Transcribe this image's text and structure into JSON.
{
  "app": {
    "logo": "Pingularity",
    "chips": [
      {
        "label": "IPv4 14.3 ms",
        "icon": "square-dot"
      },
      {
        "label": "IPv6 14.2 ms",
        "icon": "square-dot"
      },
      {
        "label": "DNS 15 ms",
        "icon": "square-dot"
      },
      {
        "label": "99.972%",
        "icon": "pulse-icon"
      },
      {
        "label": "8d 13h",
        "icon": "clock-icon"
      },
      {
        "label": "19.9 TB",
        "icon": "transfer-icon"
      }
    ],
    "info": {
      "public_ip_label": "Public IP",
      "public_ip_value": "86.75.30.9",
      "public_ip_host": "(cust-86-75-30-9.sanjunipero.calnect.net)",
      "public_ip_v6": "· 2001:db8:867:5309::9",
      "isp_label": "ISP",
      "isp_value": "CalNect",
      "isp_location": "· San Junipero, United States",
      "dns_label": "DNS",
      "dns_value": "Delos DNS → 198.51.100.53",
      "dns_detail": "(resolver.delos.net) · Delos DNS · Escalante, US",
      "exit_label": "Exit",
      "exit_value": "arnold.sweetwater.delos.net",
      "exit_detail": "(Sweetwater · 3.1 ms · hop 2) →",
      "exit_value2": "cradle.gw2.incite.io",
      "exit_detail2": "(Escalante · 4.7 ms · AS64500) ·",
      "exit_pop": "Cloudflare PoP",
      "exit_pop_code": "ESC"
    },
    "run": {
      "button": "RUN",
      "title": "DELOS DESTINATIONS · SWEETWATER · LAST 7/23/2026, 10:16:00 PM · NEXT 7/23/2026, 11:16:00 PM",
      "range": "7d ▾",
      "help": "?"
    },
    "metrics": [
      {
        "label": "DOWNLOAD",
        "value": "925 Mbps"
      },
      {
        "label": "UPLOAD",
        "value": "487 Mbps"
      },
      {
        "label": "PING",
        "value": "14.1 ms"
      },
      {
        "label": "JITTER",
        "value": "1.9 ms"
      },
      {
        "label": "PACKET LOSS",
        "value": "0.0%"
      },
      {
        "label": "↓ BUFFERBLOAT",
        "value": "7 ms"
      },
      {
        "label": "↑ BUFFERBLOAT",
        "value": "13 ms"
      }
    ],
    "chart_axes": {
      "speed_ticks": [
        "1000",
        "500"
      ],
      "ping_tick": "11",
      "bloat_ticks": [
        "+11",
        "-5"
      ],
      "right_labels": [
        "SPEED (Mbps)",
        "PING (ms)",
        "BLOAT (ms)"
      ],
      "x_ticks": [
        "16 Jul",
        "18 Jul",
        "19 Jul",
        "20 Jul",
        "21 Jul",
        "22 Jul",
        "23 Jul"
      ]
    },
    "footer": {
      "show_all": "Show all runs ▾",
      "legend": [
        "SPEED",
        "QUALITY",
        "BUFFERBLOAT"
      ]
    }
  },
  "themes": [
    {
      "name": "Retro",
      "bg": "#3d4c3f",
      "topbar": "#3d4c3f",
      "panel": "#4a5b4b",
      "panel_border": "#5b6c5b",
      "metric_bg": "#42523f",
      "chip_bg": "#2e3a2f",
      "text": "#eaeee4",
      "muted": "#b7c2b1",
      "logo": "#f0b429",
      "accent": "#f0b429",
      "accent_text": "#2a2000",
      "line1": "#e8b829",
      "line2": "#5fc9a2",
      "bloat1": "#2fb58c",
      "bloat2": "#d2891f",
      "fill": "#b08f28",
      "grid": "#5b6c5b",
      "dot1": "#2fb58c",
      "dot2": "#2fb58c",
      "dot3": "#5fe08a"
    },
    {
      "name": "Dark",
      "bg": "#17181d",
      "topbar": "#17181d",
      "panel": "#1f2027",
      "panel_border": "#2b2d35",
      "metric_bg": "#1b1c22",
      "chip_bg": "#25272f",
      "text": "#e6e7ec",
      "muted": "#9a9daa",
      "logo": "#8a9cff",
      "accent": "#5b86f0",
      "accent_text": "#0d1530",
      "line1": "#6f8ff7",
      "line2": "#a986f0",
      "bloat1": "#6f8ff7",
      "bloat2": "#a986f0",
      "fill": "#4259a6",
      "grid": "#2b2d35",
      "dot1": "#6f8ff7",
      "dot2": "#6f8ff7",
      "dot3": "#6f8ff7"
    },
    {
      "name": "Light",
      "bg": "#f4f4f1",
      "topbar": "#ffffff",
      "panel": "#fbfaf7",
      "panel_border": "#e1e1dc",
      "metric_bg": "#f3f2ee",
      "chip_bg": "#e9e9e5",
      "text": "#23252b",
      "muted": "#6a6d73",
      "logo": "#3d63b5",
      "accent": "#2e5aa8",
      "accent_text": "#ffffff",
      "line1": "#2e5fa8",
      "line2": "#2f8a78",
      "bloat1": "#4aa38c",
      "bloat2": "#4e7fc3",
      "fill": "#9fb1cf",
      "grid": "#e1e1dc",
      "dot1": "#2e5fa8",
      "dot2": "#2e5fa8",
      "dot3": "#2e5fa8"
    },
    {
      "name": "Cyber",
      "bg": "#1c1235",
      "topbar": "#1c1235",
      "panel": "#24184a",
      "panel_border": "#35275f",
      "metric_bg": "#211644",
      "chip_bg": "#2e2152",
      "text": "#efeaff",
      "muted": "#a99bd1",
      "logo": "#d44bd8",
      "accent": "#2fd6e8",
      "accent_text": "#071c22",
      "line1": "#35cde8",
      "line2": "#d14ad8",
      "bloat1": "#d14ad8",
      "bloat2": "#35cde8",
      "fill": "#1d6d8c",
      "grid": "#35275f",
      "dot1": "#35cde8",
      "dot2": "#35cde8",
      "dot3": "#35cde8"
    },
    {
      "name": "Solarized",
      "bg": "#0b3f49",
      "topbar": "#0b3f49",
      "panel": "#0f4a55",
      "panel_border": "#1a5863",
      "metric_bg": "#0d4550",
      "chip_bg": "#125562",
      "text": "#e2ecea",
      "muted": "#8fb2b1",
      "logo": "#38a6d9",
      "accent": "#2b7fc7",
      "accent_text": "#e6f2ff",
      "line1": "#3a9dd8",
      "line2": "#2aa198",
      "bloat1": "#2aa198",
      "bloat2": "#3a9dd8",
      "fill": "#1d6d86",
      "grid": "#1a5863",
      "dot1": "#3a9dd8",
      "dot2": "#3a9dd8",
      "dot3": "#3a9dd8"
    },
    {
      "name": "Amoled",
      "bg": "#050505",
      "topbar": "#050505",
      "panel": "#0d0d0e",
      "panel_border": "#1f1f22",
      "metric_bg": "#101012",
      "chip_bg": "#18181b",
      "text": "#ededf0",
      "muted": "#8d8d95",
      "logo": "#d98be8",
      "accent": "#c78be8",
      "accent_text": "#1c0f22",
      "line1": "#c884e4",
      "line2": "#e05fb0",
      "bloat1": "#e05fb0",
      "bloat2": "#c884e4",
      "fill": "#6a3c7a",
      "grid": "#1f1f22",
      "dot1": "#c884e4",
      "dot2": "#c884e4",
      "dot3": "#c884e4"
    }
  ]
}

════════════════

* _SHORT PROBLEM_
Set down the entries verbatim, leaving none out.

* _SOLUTION FOR THIS EXERCISE_
Transcribe this image's text and structure into JSON.
{
  "app": {
    "logo": "Pingularity",
    "chips": [
      {
        "label": "IPv4 14.3 ms",
        "icon": "square-dot"
      },
      {
        "label": "IPv6 14.2 ms",
        "icon": "square-dot"
      },
      {
        "label": "DNS 15 ms",
        "icon": "square-dot"
      },
      {
        "label": "99.972%",
        "icon": "pulse-icon"
      },
      {
        "label": "8d 13h",
        "icon": "clock-icon"
      },
      {
        "label": "19.9 TB",
        "icon": "transfer-icon"
      }
    ],
    "info": {
      "public_ip_label": "Public IP",
      "public_ip_value": "86.75.30.9",
      "public_ip_host": "(cust-86-75-30-9.sanjunipero.calnect.net)",
      "public_ip_v6": "· 2001:db8:867:5309::9",
      "isp_label": "ISP",
      "isp_value": "CalNect",
      "isp_location": "· San Junipero, United States",
      "dns_label": "DNS",
      "dns_value": "Delos DNS → 198.51.100.53",
      "dns_detail": "(resolver.delos.net) · Delos DNS · Escalante, US",
      "exit_label": "Exit",
      "exit_value": "arnold.sweetwater.delos.net",
      "exit_detail": "(Sweetwater · 3.1 ms · hop 2) →",
      "exit_value2": "cradle.gw2.incite.io",
      "exit_detail2": "(Escalante · 4.7 ms · AS64500) ·",
      "exit_pop": "Cloudflare PoP",
      "exit_pop_code": "ESC"
    },
    "run": {
      "button": "RUN",
      "title": "DELOS DESTINATIONS · SWEETWATER · LAST 7/23/2026, 10:16:00 PM · NEXT 7/23/2026, 11:16:00 PM",
      "range": "7d ▾",
      "help": "?"
    },
    "metrics": [
      {
        "label": "DOWNLOAD",
        "value": "925 Mbps"
      },
      {
        "label": "UPLOAD",
        "value": "487 Mbps"
      },
      {
        "label": "PING",
        "value": "14.1 ms"
      },
      {
        "label": "JITTER",
        "value": "1.9 ms"
      },
      {
        "label": "PACKET LOSS",
        "value": "0.0%"
      },
      {
        "label": "↓ BUFFERBLOAT",
        "value": "7 ms"
      },
      {
        "label": "↑ BUFFERBLOAT",
        "value": "13 ms"
      }
    ],
    "chart_axes": {
      "speed_ticks": [
        "1000",
        "500"
      ],
      "ping_tick": "11",
      "bloat_ticks": [
        "+11",
        "-5"
      ],
      "right_labels": [
        "SPEED (Mbps)",
        "PING (ms)",
        "BLOAT (ms)"
      ],
      "x_ticks": [
        "16 Jul",
        "18 Jul",
        "19 Jul",
        "20 Jul",
        "21 Jul",
        "22 Jul",
        "23 Jul"
      ]
    },
    "footer": {
      "show_all": "Show all runs ▾",
      "legend": [
        "SPEED",
        "QUALITY",
        "BUFFERBLOAT"
      ]
    }
  },
  "themes": [
    {
      "name": "Retro",
      "bg": "#3d4c3f",
      "topbar": "#3d4c3f",
      "panel": "#4a5b4b",
      "panel_border": "#5b6c5b",
      "metric_bg": "#42523f",
      "chip_bg": "#2e3a2f",
      "text": "#eaeee4",
      "muted": "#b7c2b1",
      "logo": "#f0b429",
      "accent": "#f0b429",
      "accent_text": "#2a2000",
      "line1": "#e8b829",
      "line2": "#5fc9a2",
      "bloat1": "#2fb58c",
      "bloat2": "#d2891f",
      "fill": "#b08f28",
      "grid": "#5b6c5b",
      "dot1": "#2fb58c",
      "dot2": "#2fb58c",
      "dot3": "#5fe08a"
    },
    {
      "name": "Dark",
      "bg": "#17181d",
      "topbar": "#17181d",
      "panel": "#1f2027",
      "panel_border": "#2b2d35",
      "metric_bg": "#1b1c22",
      "chip_bg": "#25272f",
      "text": "#e6e7ec",
      "muted": "#9a9daa",
      "logo": "#8a9cff",
      "accent": "#5b86f0",
      "accent_text": "#0d1530",
      "line1": "#6f8ff7",
      "line2": "#a986f0",
      "bloat1": "#6f8ff7",
      "bloat2": "#a986f0",
      "fill": "#4259a6",
      "grid": "#2b2d35",
      "dot1": "#6f8ff7",
      "dot2": "#6f8ff7",
      "dot3": "#6f8ff7"
    },
    {
      "name": "Light",
      "bg": "#f4f4f1",
      "topbar": "#ffffff",
      "panel": "#fbfaf7",
      "panel_border": "#e1e1dc",
      "metric_bg": "#f3f2ee",
      "chip_bg": "#e9e9e5",
      "text": "#23252b",
      "muted": "#6a6d73",
      "logo": "#3d63b5",
      "accent": "#2e5aa8",
      "accent_text": "#ffffff",
      "line1": "#2e5fa8",
      "line2": "#2f8a78",
      "bloat1": "#4aa38c",
      "bloat2": "#4e7fc3",
      "fill": "#9fb1cf",
      "grid": "#e1e1dc",
      "dot1": "#2e5fa8",
      "dot2": "#2e5fa8",
      "dot3": "#2e5fa8"
    },
    {
      "name": "Cyber",
      "bg": "#1c1235",
      "topbar": "#1c1235",
      "panel": "#24184a",
      "panel_border": "#35275f",
      "metric_bg": "#211644",
      "chip_bg": "#2e2152",
      "text": "#efeaff",
      "muted": "#a99bd1",
      "logo": "#d44bd8",
      "accent": "#2fd6e8",
      "accent_text": "#071c22",
      "line1": "#35cde8",
      "line2": "#d14ad8",
      "bloat1": "#d14ad8",
      "bloat2": "#35cde8",
      "fill": "#1d6d8c",
      "grid": "#35275f",
      "dot1": "#35cde8",
      "dot2": "#35cde8",
      "dot3": "#35cde8"
    },
    {
      "name": "Solarized",
      "bg": "#0b3f49",
      "topbar": "#0b3f49",
      "panel": "#0f4a55",
      "panel_border": "#1a5863",
      "metric_bg": "#0d4550",
      "chip_bg": "#125562",
      "text": "#e2ecea",
      "muted": "#8fb2b1",
      "logo": "#38a6d9",
      "accent": "#2b7fc7",
      "accent_text": "#e6f2ff",
      "line1": "#3a9dd8",
      "line2": "#2aa198",
      "bloat1": "#2aa198",
      "bloat2": "#3a9dd8",
      "fill": "#1d6d86",
      "grid": "#1a5863",
      "dot1": "#3a9dd8",
      "dot2": "#3a9dd8",
      "dot3": "#3a9dd8"
    },
    {
      "name": "Amoled",
      "bg": "#050505",
      "topbar": "#050505",
      "panel": "#0d0d0e",
      "panel_border": "#1f1f22",
      "metric_bg": "#101012",
      "chip_bg": "#18181b",
      "text": "#ededf0",
      "muted": "#8d8d95",
      "logo": "#d98be8",
      "accent": "#c78be8",
      "accent_text": "#1c0f22",
      "line1": "#c884e4",
      "line2": "#e05fb0",
      "bloat1": "#e05fb0",
      "bloat2": "#c884e4",
      "fill": "#6a3c7a",
      "grid": "#1f1f22",
      "dot1": "#c884e4",
      "dot2": "#c884e4",
      "dot3": "#c884e4"
    }
  ]
}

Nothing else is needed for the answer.